» **Materials provided**
_ _ _ _
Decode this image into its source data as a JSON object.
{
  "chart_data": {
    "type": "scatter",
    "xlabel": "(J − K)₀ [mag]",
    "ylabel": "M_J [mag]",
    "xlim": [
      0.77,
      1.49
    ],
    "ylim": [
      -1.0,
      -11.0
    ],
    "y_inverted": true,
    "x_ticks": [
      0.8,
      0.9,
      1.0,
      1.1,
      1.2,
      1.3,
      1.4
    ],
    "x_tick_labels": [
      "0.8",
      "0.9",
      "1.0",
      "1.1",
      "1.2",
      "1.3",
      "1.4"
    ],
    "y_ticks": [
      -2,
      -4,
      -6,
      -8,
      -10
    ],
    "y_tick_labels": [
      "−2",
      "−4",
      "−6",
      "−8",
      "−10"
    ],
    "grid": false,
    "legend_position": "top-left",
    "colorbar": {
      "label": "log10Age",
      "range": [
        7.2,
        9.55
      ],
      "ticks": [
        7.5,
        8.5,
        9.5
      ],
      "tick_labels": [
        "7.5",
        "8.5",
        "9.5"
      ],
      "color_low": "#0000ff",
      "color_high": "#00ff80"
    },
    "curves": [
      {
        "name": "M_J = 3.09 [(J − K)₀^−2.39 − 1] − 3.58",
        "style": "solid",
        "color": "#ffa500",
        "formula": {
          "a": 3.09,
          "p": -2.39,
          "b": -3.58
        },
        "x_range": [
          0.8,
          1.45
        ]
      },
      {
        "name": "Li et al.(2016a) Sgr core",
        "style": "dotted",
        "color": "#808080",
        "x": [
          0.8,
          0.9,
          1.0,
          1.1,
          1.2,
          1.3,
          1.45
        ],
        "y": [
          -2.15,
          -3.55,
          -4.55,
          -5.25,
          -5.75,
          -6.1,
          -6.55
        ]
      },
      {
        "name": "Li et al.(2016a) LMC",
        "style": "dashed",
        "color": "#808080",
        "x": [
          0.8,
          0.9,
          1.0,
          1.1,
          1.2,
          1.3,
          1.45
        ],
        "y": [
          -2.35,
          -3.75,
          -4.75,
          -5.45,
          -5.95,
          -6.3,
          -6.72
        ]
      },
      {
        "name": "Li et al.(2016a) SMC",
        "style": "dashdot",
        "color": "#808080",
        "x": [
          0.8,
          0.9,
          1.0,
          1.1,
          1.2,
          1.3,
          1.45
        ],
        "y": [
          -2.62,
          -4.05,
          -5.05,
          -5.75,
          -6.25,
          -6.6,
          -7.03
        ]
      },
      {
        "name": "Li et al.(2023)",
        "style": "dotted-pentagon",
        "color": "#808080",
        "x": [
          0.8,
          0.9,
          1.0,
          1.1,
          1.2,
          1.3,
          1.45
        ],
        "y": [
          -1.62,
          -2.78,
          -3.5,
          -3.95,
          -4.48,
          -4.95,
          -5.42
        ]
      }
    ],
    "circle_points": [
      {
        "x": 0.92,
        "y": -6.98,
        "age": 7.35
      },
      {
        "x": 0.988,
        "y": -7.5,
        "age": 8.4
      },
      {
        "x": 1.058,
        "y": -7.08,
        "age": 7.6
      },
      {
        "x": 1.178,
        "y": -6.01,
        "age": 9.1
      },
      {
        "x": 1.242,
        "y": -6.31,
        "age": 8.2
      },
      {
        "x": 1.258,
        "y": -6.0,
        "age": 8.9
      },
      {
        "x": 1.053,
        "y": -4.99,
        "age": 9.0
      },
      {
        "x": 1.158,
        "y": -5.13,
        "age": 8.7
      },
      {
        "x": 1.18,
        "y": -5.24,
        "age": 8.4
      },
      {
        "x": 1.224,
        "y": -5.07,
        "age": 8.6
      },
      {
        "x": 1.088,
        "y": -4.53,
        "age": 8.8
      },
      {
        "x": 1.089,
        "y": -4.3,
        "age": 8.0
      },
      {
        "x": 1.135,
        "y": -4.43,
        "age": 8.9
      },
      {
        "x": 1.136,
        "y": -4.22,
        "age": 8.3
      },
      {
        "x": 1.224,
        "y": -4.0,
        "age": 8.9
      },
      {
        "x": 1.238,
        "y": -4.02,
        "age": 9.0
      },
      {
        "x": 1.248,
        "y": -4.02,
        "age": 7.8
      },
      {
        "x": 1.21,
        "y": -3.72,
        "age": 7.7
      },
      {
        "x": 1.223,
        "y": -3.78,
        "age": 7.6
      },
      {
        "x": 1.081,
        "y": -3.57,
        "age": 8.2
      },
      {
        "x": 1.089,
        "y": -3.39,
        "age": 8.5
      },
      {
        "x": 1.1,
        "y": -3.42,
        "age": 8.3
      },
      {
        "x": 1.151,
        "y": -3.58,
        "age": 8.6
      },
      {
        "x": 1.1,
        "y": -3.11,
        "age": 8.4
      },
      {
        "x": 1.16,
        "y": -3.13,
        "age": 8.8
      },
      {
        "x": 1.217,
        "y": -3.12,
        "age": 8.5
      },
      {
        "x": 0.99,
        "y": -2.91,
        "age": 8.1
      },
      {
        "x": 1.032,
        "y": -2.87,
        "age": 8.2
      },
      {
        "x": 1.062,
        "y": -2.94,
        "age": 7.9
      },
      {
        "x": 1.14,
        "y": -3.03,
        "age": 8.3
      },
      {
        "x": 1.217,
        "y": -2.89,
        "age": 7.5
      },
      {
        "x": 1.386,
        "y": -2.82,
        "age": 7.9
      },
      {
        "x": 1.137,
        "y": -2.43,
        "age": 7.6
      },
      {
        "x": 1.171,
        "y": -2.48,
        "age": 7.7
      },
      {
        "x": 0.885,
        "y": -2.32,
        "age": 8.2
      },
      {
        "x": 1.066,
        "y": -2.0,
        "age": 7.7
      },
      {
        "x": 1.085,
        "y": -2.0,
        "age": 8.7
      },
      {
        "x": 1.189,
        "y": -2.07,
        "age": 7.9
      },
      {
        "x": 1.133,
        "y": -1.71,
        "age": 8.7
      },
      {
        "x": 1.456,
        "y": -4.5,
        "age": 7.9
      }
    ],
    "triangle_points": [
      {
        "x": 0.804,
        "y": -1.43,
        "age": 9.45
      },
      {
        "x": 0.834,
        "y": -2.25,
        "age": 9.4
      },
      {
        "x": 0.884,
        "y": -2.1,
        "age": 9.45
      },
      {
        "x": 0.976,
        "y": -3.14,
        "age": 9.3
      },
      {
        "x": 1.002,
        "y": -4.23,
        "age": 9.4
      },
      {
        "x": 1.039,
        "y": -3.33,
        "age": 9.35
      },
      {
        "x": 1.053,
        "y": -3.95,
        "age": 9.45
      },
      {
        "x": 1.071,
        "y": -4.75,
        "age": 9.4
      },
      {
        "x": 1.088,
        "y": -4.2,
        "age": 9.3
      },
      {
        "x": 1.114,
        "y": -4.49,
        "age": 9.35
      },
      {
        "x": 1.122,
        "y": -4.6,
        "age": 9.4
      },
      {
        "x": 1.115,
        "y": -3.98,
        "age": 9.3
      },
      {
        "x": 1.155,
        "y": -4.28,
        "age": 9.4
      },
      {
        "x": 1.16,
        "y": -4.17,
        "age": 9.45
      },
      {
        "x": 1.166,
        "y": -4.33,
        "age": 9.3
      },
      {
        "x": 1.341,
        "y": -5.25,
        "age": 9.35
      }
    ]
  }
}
_ _ _ _
» **Written task**
Write out the records shown above, exactly as they appear.

» **Full solution**
Decode this image into its source data as a JSON object.
{
  "chart_data": {
    "type": "scatter",
    "xlabel": "(J − K)₀ [mag]",
    "ylabel": "M_J [mag]",
    "xlim": [
      0.77,
      1.49
    ],
    "ylim": [
      -1.0,
      -11.0
    ],
    "y_inverted": true,
    "x_ticks": [
      0.8,
      0.9,
      1.0,
      1.1,
      1.2,
      1.3,
      1.4
    ],
    "x_tick_labels": [
      "0.8",
      "0.9",
      "1.0",
      "1.1",
      "1.2",
      "1.3",
      "1.4"
    ],
    "y_ticks": [
      -2,
      -4,
      -6,
      -8,
      -10
    ],
    "y_tick_labels": [
      "−2",
      "−4",
      "−6",
      "−8",
      "−10"
    ],
    "grid": false,
    "legend_position": "top-left",
    "colorbar": {
      "label": "log10Age",
      "range": [
        7.2,
        9.55
      ],
      "ticks": [
        7.5,
        8.5,
        9.5
      ],
      "tick_labels": [
        "7.5",
        "8.5",
        "9.5"
      ],
      "color_low": "#0000ff",
      "color_high": "#00ff80"
    },
    "curves": [
      {
        "name": "M_J = 3.09 [(J − K)₀^−2.39 − 1] − 3.58",
        "style": "solid",
        "color": "#ffa500",
        "formula": {
          "a": 3.09,
          "p": -2.39,
          "b": -3.58
        },
        "x_range": [
          0.8,
          1.45
        ]
      },
      {
        "name": "Li et al.(2016a) Sgr core",
        "style": "dotted",
        "color": "#808080",
        "x": [
          0.8,
          0.9,
          1.0,
          1.1,
          1.2,
          1.3,
          1.45
        ],
        "y": [
          -2.15,
          -3.55,
          -4.55,
          -5.25,
          -5.75,
          -6.1,
          -6.55
        ]
      },
      {
        "name": "Li et al.(2016a) LMC",
        "style": "dashed",
        "color": "#808080",
        "x": [
          0.8,
          0.9,
          1.0,
          1.1,
          1.2,
          1.3,
          1.45
        ],
        "y": [
          -2.35,
          -3.75,
          -4.75,
          -5.45,
          -5.95,
          -6.3,
          -6.72
        ]
      },
      {
        "name": "Li et al.(2016a) SMC",
        "style": "dashdot",
        "color": "#808080",
        "x": [
          0.8,
          0.9,
          1.0,
          1.1,
          1.2,
          1.3,
          1.45
        ],
        "y": [
          -2.62,
          -4.05,
          -5.05,
          -5.75,
          -6.25,
          -6.6,
          -7.03
        ]
      },
      {
        "name": "Li et al.(2023)",
        "style": "dotted-pentagon",
        "color": "#808080",
        "x": [
          0.8,
          0.9,
          1.0,
          1.1,
          1.2,
          1.3,
          1.45
        ],
        "y": [
          -1.62,
          -2.78,
          -3.5,
          -3.95,
          -4.48,
          -4.95,
          -5.42
        ]
      }
    ],
    "circle_points": [
      {
        "x": 0.92,
        "y": -6.98,
        "age": 7.35
      },
      {
        "x": 0.988,
        "y": -7.5,
        "age": 8.4
      },
      {
        "x": 1.058,
        "y": -7.08,
        "age": 7.6
      },
      {
        "x": 1.178,
        "y": -6.01,
        "age": 9.1
      },
      {
        "x": 1.242,
        "y": -6.31,
        "age": 8.2
      },
      {
        "x": 1.258,
        "y": -6.0,
        "age": 8.9
      },
      {
        "x": 1.053,
        "y": -4.99,
        "age": 9.0
      },
      {
        "x": 1.158,
        "y": -5.13,
        "age": 8.7
      },
      {
        "x": 1.18,
        "y": -5.24,
        "age": 8.4
      },
      {
        "x": 1.224,
        "y": -5.07,
        "age": 8.6
      },
      {
        "x": 1.088,
        "y": -4.53,
        "age": 8.8
      },
      {
        "x": 1.089,
        "y": -4.3,
        "age": 8.0
      },
      {
        "x": 1.135,
        "y": -4.43,
        "age": 8.9
      },
      {
        "x": 1.136,
        "y": -4.22,
        "age": 8.3
      },
      {
        "x": 1.224,
        "y": -4.0,
        "age": 8.9
      },
      {
        "x": 1.238,
        "y": -4.02,
        "age": 9.0
      },
      {
        "x": 1.248,
        "y": -4.02,
        "age": 7.8
      },
      {
        "x": 1.21,
        "y": -3.72,
        "age": 7.7
      },
      {
        "x": 1.223,
        "y": -3.78,
        "age": 7.6
      },
      {
        "x": 1.081,
        "y": -3.57,
        "age": 8.2
      },
      {
        "x": 1.089,
        "y": -3.39,
        "age": 8.5
      },
      {
        "x": 1.1,
        "y": -3.42,
        "age": 8.3
      },
      {
        "x": 1.151,
        "y": -3.58,
        "age": 8.6
      },
      {
        "x": 1.1,
        "y": -3.11,
        "age": 8.4
      },
      {
        "x": 1.16,
        "y": -3.13,
        "age": 8.8
      },
      {
        "x": 1.217,
        "y": -3.12,
        "age": 8.5
      },
      {
        "x": 0.99,
        "y": -2.91,
        "age": 8.1
      },
      {
        "x": 1.032,
        "y": -2.87,
        "age": 8.2
      },
      {
        "x": 1.062,
        "y": -2.94,
        "age": 7.9
      },
      {
        "x": 1.14,
        "y": -3.03,
        "age": 8.3
      },
      {
        "x": 1.217,
        "y": -2.89,
        "age": 7.5
      },
      {
        "x": 1.386,
        "y": -2.82,
        "age": 7.9
      },
      {
        "x": 1.137,
        "y": -2.43,
        "age": 7.6
      },
      {
        "x": 1.171,
        "y": -2.48,
        "age": 7.7
      },
      {
        "x": 0.885,
        "y": -2.32,
        "age": 8.2
      },
      {
        "x": 1.066,
        "y": -2.0,
        "age": 7.7
      },
      {
        "x": 1.085,
        "y": -2.0,
        "age": 8.7
      },
      {
        "x": 1.189,
        "y": -2.07,
        "age": 7.9
      },
      {
        "x": 1.133,
        "y": -1.71,
        "age": 8.7
      },
      {
        "x": 1.456,
        "y": -4.5,
        "age": 7.9
      }
    ],
    "triangle_points": [
      {
        "x": 0.804,
        "y": -1.43,
        "age": 9.45
      },
      {
        "x": 0.834,
        "y": -2.25,
        "age": 9.4
      },
      {
        "x": 0.884,
        "y": -2.1,
        "age": 9.45
      },
      {
        "x": 0.976,
        "y": -3.14,
        "age": 9.3
      },
      {
        "x": 1.002,
        "y": -4.23,
        "age": 9.4
      },
      {
        "x": 1.039,
        "y": -3.33,
        "age": 9.35
      },
      {
        "x": 1.053,
        "y": -3.95,
        "age": 9.45
      },
      {
        "x": 1.071,
        "y": -4.75,
        "age": 9.4
      },
      {
        "x": 1.088,
        "y": -4.2,
        "age": 9.3
      },
      {
        "x": 1.114,
        "y": -4.49,
        "age": 9.35
      },
      {
        "x": 1.122,
        "y": -4.6,
        "age": 9.4
      },
      {
        "x": 1.115,
        "y": -3.98,
        "age": 9.3
      },
      {
        "x": 1.155,
        "y": -4.28,
        "age": 9.4
      },
      {
        "x": 1.16,
        "y": -4.17,
        "age": 9.45
      },
      {
        "x": 1.166,
        "y": -4.33,
        "age": 9.3
      },
      {
        "x": 1.341,
        "y": -5.25,
        "age": 9.35
      }
    ]
  }
}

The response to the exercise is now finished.